#### Task brief
Collect every line below that contains the word "JSON".

#### Supplied records

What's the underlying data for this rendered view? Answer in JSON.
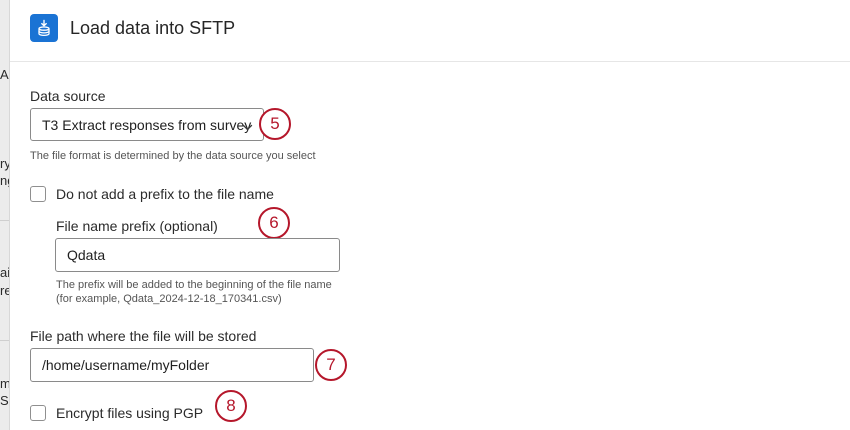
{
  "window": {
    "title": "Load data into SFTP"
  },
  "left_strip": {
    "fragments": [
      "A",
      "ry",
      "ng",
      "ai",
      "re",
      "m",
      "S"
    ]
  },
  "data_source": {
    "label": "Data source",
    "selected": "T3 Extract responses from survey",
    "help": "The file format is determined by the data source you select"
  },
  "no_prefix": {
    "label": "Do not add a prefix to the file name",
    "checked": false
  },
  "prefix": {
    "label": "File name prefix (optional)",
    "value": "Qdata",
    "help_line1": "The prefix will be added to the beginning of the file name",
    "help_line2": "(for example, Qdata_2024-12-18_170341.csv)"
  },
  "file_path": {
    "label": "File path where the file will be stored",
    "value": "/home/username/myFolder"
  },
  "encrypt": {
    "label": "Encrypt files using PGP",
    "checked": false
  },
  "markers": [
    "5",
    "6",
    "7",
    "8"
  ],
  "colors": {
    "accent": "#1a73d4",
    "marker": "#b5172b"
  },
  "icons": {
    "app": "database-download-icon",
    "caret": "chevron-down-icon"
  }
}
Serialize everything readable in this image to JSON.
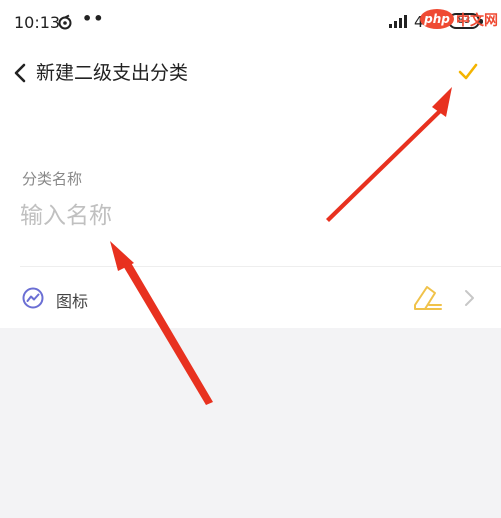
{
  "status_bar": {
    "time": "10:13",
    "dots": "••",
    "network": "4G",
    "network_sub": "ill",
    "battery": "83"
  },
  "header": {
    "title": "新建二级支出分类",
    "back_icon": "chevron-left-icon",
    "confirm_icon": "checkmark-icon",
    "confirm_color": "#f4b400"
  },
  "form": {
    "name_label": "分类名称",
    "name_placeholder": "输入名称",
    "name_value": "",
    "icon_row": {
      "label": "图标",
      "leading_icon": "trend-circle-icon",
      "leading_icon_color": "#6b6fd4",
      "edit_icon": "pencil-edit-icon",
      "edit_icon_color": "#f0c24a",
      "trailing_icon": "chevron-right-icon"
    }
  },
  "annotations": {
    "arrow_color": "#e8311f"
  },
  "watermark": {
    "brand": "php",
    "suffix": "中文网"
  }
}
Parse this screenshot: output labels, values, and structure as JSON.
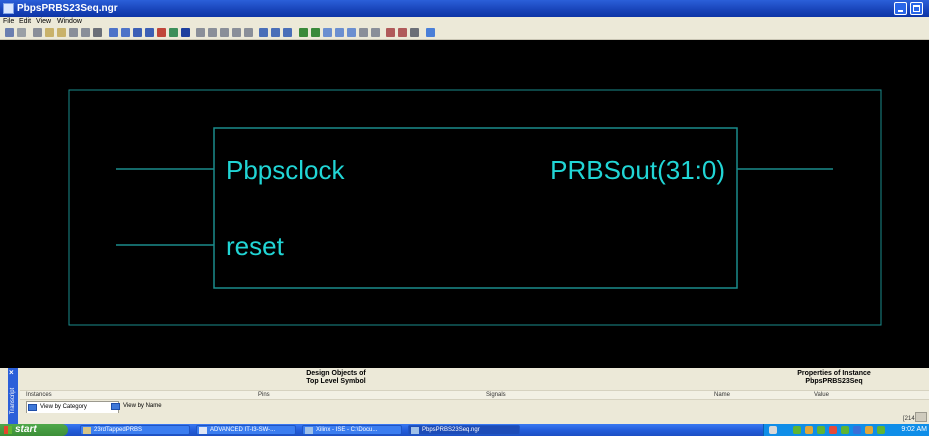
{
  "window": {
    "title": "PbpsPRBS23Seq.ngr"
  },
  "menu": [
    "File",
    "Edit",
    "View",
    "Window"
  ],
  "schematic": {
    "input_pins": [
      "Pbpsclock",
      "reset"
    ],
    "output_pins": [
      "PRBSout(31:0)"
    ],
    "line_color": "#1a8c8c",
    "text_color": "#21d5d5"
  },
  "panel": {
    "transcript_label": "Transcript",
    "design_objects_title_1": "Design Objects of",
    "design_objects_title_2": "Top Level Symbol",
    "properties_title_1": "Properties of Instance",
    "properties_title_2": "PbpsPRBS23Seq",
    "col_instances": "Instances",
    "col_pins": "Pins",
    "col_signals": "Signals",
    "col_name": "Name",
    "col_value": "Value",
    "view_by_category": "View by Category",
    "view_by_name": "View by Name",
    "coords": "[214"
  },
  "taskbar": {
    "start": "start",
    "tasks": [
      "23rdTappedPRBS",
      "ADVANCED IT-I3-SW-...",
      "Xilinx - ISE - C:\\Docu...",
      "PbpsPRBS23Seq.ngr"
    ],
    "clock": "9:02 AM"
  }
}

--

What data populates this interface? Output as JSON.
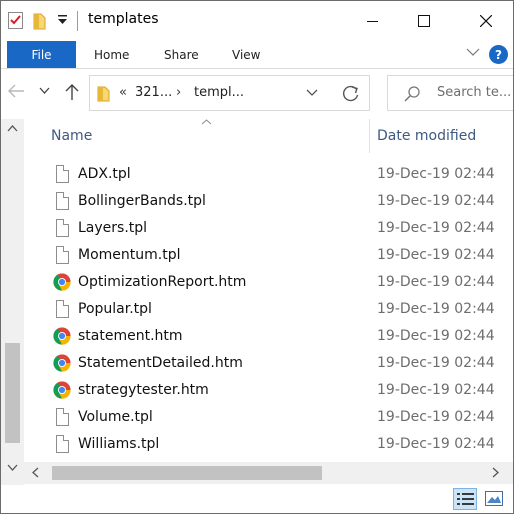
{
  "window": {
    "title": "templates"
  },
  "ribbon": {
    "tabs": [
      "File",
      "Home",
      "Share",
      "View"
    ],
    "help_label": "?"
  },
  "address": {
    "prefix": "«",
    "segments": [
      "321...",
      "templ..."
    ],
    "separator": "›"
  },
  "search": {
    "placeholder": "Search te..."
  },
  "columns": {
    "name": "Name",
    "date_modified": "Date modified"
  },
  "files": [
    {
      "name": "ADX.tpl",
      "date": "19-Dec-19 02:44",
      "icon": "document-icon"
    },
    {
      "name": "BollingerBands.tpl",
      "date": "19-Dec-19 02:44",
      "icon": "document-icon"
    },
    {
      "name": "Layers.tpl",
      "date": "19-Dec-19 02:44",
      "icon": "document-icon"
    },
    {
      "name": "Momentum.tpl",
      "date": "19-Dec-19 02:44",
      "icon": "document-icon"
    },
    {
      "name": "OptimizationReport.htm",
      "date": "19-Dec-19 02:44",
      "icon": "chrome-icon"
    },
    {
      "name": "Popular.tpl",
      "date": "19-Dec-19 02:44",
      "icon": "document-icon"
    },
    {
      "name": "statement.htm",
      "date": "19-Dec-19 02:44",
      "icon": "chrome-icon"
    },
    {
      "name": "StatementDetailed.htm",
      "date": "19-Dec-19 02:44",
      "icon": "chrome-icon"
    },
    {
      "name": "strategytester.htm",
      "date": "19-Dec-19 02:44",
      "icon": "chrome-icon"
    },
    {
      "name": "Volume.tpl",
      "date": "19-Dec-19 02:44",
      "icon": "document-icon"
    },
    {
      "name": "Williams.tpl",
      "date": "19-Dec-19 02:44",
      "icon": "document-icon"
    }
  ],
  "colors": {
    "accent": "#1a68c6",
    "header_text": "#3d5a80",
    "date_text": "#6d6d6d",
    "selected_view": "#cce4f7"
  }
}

#### Solution
What's the underlying data for this rendered view? Answer in JSON.
Serialize everything readable in this image to JSON.
Parse this screenshot: output labels, values, and structure as JSON.
What data populates this interface? Output as JSON.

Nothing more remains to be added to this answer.